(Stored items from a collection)
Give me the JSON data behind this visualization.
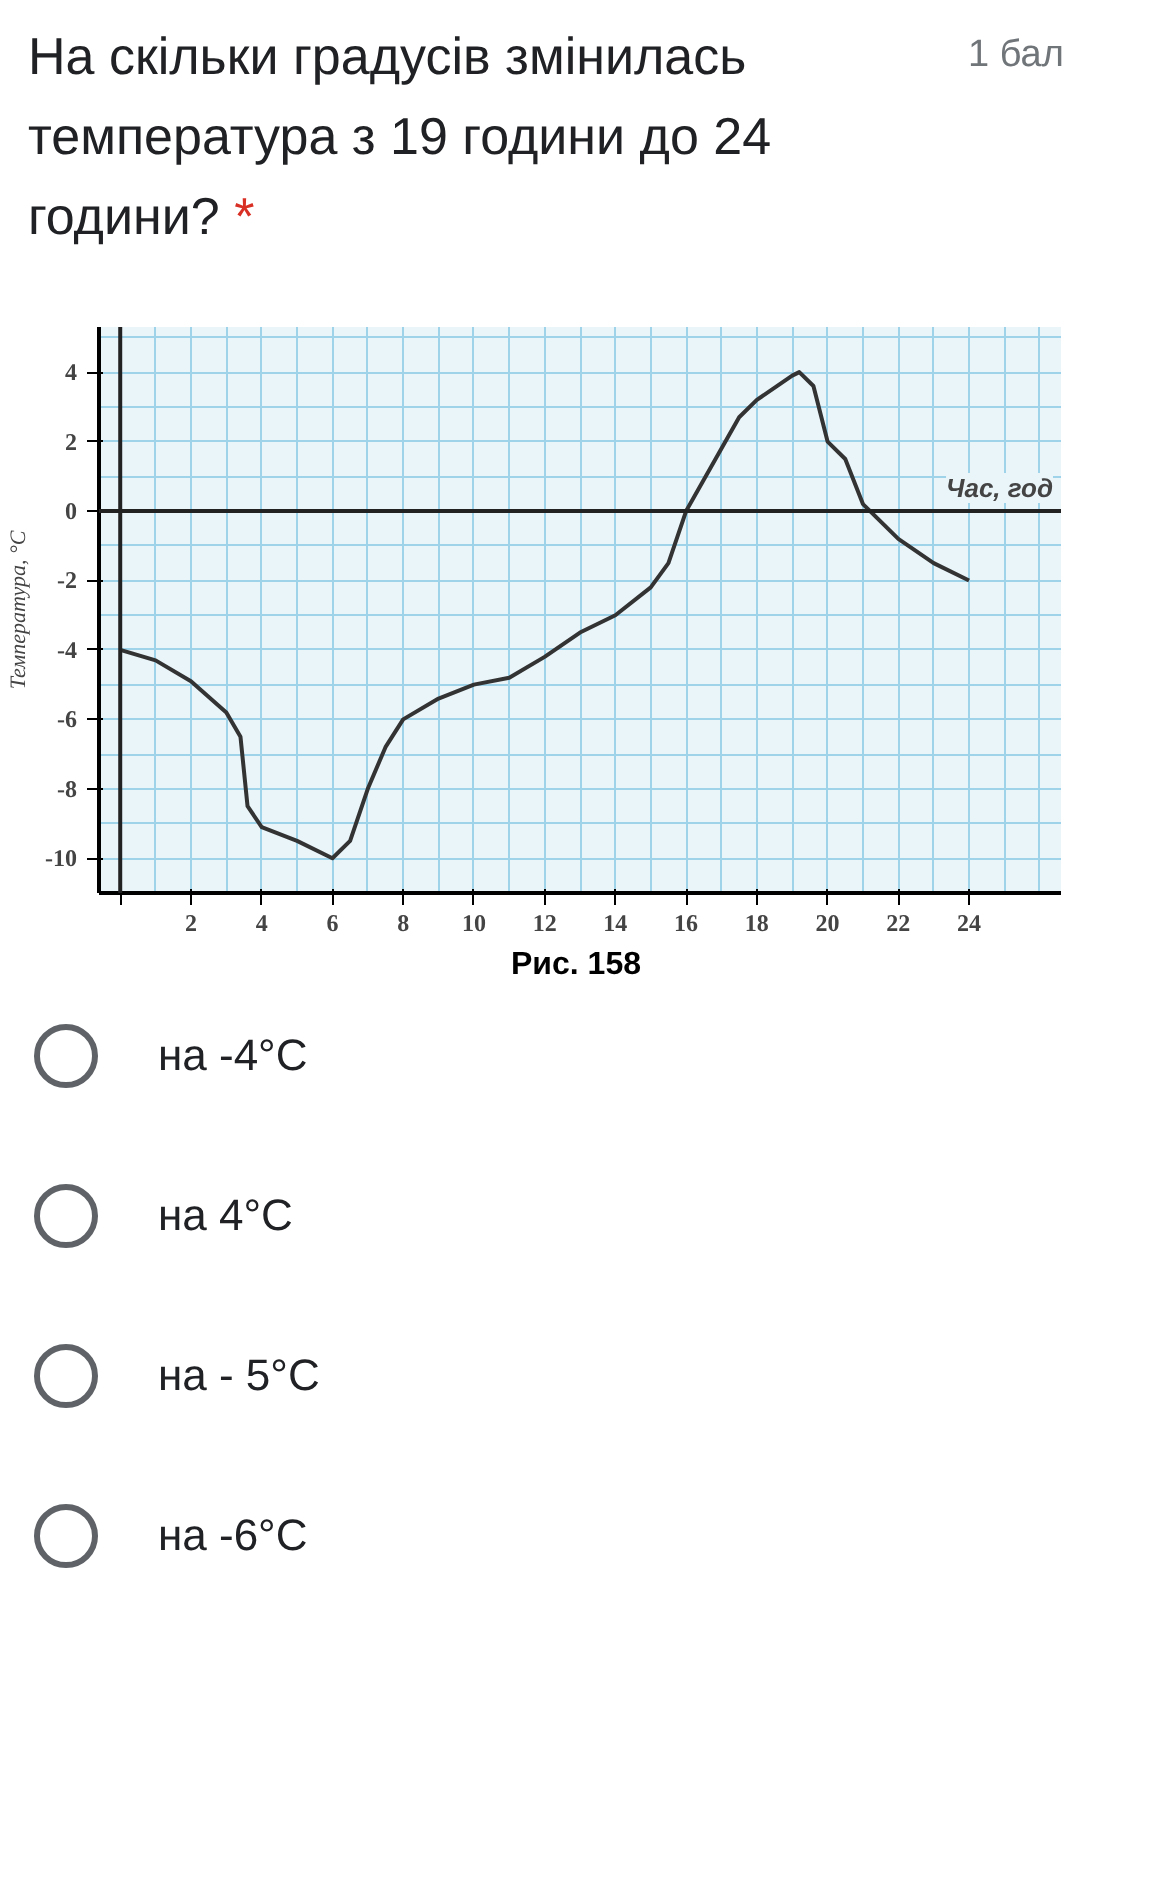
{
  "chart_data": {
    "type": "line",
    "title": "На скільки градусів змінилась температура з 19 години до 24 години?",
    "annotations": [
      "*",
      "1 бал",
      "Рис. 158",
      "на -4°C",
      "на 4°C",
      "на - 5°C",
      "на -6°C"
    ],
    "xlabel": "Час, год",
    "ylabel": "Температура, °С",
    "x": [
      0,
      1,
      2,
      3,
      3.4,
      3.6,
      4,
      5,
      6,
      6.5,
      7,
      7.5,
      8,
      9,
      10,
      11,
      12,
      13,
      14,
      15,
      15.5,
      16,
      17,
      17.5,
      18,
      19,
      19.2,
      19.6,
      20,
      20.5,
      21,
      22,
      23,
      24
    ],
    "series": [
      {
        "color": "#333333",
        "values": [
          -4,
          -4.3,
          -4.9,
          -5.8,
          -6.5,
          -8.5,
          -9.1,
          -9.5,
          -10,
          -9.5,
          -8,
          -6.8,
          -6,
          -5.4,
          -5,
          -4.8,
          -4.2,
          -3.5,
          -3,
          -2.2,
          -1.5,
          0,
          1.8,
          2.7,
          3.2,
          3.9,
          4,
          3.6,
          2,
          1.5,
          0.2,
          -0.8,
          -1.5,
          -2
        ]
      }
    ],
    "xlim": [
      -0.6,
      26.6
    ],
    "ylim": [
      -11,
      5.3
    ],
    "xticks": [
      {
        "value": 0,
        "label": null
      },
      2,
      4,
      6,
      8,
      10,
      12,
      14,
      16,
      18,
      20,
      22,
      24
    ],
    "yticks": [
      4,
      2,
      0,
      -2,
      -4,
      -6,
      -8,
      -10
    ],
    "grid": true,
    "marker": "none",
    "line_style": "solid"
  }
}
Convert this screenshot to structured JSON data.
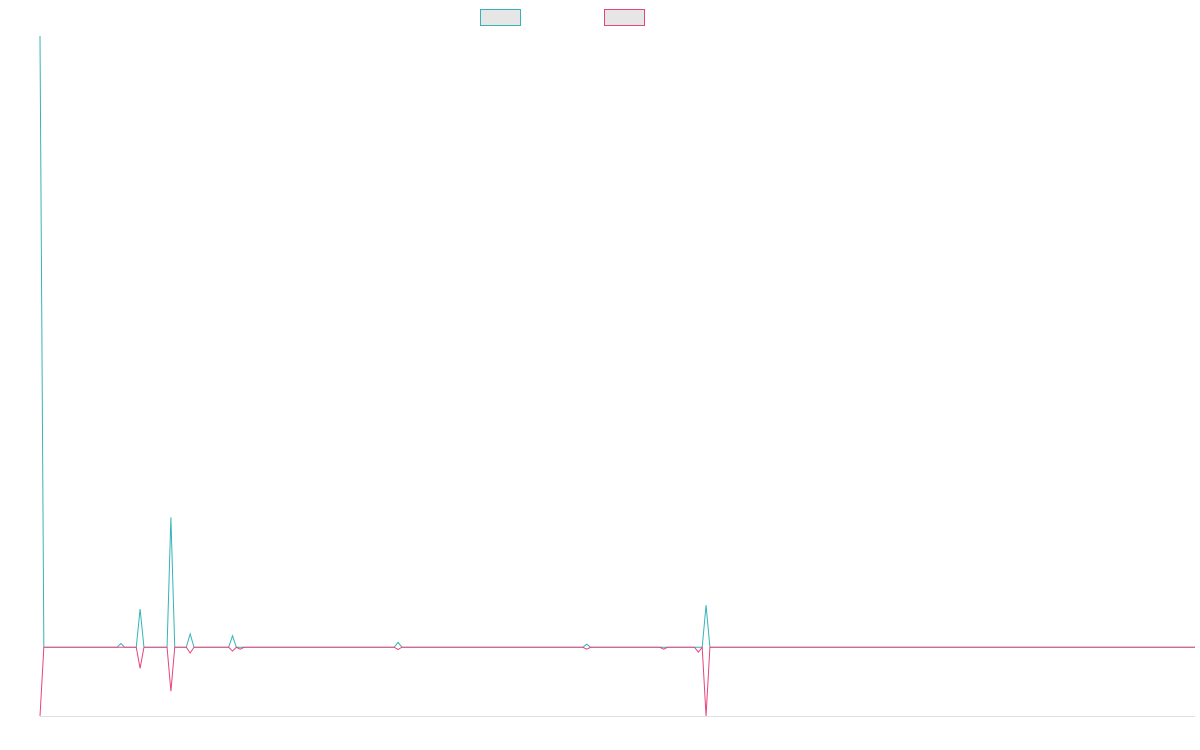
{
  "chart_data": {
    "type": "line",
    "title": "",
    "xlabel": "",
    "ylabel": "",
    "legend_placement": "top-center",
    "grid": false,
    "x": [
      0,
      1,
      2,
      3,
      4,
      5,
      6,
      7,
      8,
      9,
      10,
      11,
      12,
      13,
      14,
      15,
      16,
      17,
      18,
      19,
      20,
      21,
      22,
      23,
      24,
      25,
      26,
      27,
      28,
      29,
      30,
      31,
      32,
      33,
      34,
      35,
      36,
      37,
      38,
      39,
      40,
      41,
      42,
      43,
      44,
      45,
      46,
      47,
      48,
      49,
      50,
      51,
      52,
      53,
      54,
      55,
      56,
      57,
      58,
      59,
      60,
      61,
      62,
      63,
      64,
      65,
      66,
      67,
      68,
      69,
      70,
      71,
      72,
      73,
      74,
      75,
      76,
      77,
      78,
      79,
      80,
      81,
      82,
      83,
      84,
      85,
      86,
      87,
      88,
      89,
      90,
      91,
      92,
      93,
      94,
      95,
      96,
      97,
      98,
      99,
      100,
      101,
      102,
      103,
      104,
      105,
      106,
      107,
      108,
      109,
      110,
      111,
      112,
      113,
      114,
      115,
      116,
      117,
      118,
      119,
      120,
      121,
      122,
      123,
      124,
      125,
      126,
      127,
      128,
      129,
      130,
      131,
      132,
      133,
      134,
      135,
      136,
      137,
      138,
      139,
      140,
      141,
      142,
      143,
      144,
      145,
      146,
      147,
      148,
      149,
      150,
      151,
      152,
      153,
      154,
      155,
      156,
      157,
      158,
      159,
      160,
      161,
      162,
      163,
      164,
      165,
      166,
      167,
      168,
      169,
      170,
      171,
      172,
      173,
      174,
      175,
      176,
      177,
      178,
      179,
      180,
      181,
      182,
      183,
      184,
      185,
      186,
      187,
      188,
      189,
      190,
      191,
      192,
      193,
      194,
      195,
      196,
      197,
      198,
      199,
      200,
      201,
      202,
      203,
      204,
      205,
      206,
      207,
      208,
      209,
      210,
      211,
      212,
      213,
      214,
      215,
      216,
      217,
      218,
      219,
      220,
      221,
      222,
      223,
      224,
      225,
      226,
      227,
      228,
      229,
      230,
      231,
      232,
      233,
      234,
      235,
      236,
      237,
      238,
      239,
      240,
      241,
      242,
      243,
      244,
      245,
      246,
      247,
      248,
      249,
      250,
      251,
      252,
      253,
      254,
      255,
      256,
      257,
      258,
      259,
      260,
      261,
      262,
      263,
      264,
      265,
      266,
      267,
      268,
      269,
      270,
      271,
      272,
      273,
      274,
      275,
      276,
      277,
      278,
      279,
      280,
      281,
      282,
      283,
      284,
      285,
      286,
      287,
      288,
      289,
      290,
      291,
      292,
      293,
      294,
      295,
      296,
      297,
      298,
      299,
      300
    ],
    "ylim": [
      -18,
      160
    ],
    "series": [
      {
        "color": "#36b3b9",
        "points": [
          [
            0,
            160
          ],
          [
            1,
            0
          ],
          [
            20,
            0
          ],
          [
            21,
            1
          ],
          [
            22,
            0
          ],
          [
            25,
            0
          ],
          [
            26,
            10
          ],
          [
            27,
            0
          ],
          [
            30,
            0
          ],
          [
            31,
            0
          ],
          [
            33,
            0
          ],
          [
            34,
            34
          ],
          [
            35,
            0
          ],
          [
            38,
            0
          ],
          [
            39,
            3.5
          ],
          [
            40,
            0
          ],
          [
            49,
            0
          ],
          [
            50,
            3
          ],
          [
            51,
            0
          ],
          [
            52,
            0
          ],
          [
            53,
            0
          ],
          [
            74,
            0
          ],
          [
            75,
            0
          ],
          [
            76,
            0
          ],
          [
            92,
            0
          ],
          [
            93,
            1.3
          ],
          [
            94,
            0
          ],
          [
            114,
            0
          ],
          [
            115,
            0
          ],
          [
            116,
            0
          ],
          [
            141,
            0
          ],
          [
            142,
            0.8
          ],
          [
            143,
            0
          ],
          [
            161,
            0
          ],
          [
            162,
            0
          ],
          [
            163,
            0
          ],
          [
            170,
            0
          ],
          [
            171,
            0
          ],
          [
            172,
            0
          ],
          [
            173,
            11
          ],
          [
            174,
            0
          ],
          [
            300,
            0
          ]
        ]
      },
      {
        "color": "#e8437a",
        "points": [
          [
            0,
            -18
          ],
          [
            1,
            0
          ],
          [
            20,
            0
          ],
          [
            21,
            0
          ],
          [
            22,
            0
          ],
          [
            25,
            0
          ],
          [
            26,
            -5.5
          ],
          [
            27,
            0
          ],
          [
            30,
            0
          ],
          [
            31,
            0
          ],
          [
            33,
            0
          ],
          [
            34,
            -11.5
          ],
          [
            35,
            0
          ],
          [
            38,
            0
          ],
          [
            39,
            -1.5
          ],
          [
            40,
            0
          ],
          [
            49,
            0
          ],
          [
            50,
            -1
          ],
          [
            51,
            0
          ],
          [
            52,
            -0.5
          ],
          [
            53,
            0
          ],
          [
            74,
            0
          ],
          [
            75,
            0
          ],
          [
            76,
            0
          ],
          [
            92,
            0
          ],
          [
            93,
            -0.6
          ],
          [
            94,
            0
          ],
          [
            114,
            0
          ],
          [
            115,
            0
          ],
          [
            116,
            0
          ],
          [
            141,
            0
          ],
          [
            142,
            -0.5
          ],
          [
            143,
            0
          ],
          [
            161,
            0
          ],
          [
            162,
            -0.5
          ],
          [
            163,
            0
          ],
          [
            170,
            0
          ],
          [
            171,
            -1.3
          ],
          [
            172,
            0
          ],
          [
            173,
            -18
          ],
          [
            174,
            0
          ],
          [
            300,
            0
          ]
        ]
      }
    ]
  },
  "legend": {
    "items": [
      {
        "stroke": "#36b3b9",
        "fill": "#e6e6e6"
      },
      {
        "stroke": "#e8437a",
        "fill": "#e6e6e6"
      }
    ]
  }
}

## TASK DIRECTIONS
Copy each line of the entries that includes the word "JSON".

## ANSWER TO THIS EXERCISE
Give me the JSON data behind this visualization.
Convert this screenshot to structured JSON data.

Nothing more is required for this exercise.